▶ [Job]: Every record here should be printed again exactly.

Extracted data entries:
-- -- --
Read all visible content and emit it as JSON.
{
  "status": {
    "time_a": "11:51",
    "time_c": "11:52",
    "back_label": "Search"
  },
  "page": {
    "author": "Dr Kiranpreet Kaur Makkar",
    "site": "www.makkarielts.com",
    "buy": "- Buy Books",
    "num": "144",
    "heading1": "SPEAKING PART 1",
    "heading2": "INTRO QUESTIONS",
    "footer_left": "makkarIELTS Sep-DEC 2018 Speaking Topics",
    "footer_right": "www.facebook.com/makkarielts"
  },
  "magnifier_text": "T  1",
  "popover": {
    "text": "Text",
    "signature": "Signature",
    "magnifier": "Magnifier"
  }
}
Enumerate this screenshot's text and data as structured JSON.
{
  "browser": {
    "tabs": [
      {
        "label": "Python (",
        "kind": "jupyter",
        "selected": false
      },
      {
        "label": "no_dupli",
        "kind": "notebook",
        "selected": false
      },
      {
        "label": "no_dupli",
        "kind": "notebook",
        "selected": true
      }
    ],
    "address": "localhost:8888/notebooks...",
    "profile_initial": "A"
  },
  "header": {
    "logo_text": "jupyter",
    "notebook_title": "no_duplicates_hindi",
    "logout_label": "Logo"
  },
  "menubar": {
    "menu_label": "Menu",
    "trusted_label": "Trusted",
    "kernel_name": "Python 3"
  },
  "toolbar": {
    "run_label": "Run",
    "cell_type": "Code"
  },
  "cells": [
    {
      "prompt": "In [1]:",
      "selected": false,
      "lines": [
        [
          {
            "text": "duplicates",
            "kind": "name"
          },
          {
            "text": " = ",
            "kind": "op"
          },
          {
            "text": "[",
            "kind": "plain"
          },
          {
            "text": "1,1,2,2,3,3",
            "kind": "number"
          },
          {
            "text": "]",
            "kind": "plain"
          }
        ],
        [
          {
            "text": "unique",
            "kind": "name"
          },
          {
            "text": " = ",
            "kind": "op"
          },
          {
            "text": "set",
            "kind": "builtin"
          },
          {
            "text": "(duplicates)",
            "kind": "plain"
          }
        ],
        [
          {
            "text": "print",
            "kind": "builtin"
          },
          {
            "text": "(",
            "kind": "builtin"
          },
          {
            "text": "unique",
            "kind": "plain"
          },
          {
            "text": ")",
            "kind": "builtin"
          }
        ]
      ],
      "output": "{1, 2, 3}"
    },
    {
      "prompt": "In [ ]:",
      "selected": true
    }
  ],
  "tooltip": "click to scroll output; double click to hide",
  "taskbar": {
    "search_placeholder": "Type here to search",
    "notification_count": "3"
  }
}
-- -- --
▶ [Written solution]:
Read all visible content and emit it as JSON.
{
  "status": {
    "time_a": "11:51",
    "time_c": "11:52",
    "back_label": "Search"
  },
  "page": {
    "author": "Dr Kiranpreet Kaur Makkar",
    "site": "www.makkarielts.com",
    "buy": "- Buy Books",
    "num": "144",
    "heading1": "SPEAKING PART 1",
    "heading2": "INTRO QUESTIONS",
    "footer_left": "makkarIELTS Sep-DEC 2018 Speaking Topics",
    "footer_right": "www.facebook.com/makkarielts"
  },
  "magnifier_text": "T  1",
  "popover": {
    "text": "Text",
    "signature": "Signature",
    "magnifier": "Magnifier"
  }
}
Enumerate this screenshot's text and data as structured JSON.
{
  "browser": {
    "tabs": [
      {
        "label": "Python (",
        "kind": "jupyter",
        "selected": false
      },
      {
        "label": "no_dupli",
        "kind": "notebook",
        "selected": false
      },
      {
        "label": "no_dupli",
        "kind": "notebook",
        "selected": true
      }
    ],
    "address": "localhost:8888/notebooks...",
    "profile_initial": "A"
  },
  "header": {
    "logo_text": "jupyter",
    "notebook_title": "no_duplicates_hindi",
    "logout_label": "Logo"
  },
  "menubar": {
    "menu_label": "Menu",
    "trusted_label": "Trusted",
    "kernel_name": "Python 3"
  },
  "toolbar": {
    "run_label": "Run",
    "cell_type": "Code"
  },
  "cells": [
    {
      "prompt": "In [1]:",
      "selected": false,
      "lines": [
        [
          {
            "text": "duplicates",
            "kind": "name"
          },
          {
            "text": " = ",
            "kind": "op"
          },
          {
            "text": "[",
            "kind": "plain"
          },
          {
            "text": "1,1,2,2,3,3",
            "kind": "number"
          },
          {
            "text": "]",
            "kind": "plain"
          }
        ],
        [
          {
            "text": "unique",
            "kind": "name"
          },
          {
            "text": " = ",
            "kind": "op"
          },
          {
            "text": "set",
            "kind": "builtin"
          },
          {
            "text": "(duplicates)",
            "kind": "plain"
          }
        ],
        [
          {
            "text": "print",
            "kind": "builtin"
          },
          {
            "text": "(",
            "kind": "builtin"
          },
          {
            "text": "unique",
            "kind": "plain"
          },
          {
            "text": ")",
            "kind": "builtin"
          }
        ]
      ],
      "output": "{1, 2, 3}"
    },
    {
      "prompt": "In [ ]:",
      "selected": true
    }
  ],
  "tooltip": "click to scroll output; double click to hide",
  "taskbar": {
    "search_placeholder": "Type here to search",
    "notification_count": "3"
  }
}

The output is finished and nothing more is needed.